EXERCISE DIRECTIONS:
Search the data below for the word "text" and copy each line that holds it.

DATA LINES:
* begin *
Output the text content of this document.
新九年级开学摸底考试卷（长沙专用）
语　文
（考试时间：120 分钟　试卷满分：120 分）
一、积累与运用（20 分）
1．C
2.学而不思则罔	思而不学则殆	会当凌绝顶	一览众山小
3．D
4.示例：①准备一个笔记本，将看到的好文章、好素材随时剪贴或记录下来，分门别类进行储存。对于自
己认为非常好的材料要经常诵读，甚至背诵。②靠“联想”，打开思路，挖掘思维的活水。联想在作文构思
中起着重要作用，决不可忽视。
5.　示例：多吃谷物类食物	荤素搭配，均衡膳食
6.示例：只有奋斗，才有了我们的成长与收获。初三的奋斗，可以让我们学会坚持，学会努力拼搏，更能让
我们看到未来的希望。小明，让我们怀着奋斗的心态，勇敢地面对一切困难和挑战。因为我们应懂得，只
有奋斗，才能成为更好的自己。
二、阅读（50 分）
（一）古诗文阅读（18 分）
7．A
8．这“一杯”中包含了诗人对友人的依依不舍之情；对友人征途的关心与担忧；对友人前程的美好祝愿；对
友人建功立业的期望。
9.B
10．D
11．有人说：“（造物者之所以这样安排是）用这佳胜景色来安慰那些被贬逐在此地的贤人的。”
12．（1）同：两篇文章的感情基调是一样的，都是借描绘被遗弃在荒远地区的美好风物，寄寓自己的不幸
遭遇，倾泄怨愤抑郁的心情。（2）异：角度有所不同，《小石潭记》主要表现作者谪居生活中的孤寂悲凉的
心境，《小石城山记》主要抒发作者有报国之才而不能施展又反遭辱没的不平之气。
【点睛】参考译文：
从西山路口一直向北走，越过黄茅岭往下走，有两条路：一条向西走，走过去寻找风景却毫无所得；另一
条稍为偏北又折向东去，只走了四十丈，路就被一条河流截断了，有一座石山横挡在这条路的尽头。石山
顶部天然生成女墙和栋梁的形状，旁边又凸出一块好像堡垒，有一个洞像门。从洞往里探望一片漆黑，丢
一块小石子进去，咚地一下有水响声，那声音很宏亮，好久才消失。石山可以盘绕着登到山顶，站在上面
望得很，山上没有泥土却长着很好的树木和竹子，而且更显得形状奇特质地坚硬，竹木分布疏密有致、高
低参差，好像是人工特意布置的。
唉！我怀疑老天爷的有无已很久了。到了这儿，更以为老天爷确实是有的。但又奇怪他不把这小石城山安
* end *
* begin *
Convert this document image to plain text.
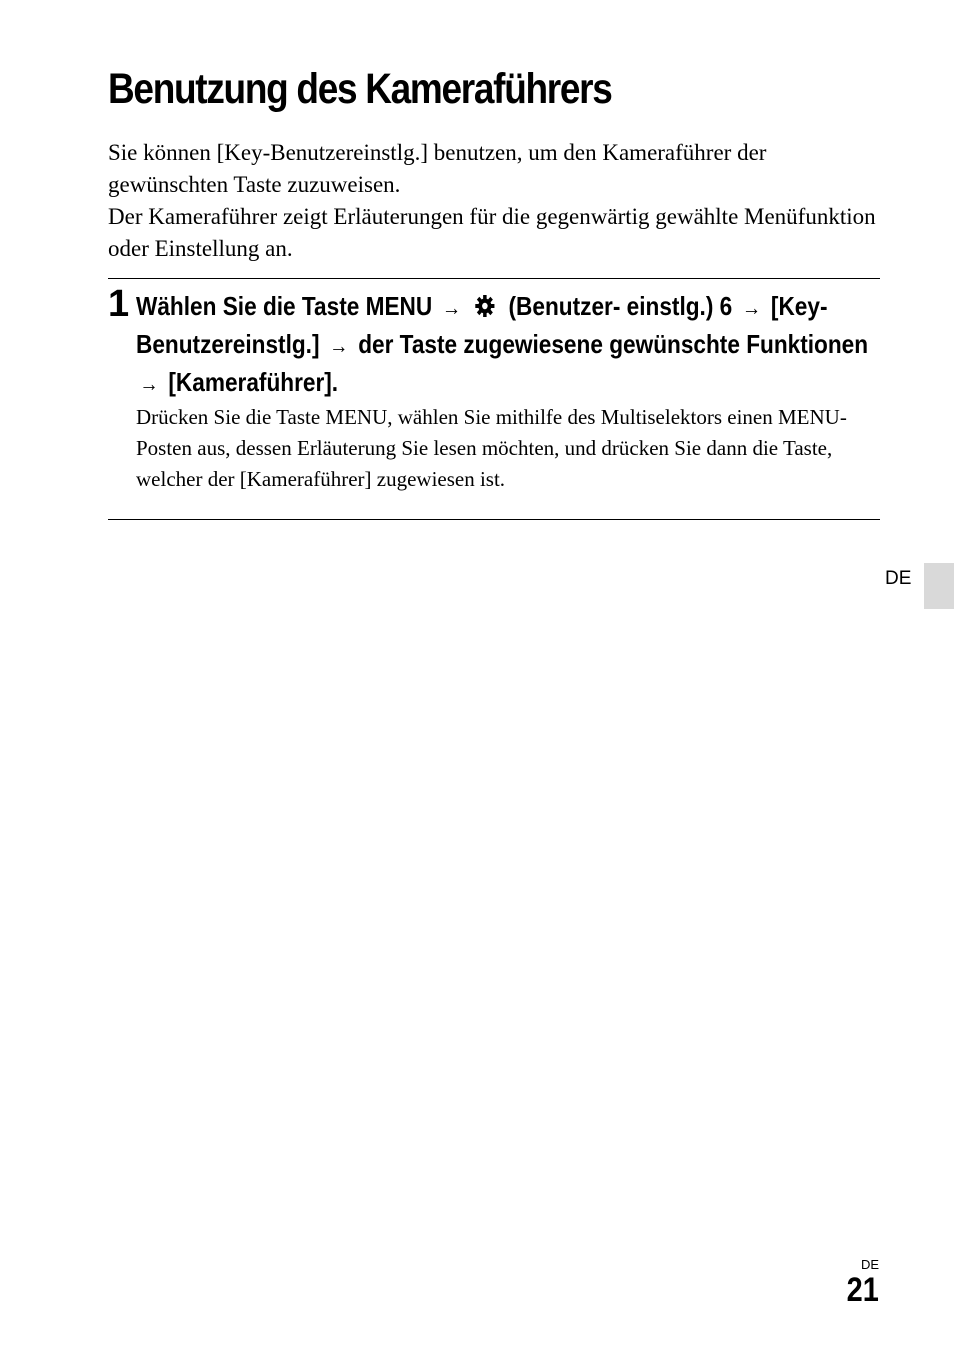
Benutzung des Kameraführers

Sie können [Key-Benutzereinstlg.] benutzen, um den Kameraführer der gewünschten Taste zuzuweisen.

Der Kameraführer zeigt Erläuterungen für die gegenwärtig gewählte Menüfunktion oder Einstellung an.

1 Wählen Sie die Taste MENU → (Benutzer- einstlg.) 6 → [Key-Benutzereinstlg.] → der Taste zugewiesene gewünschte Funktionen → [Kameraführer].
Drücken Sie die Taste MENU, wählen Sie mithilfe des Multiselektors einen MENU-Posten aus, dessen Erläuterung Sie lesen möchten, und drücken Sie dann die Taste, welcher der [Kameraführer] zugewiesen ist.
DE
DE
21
* end *
RESULT:
Output the text content of this document.
Convert this document image to plain text.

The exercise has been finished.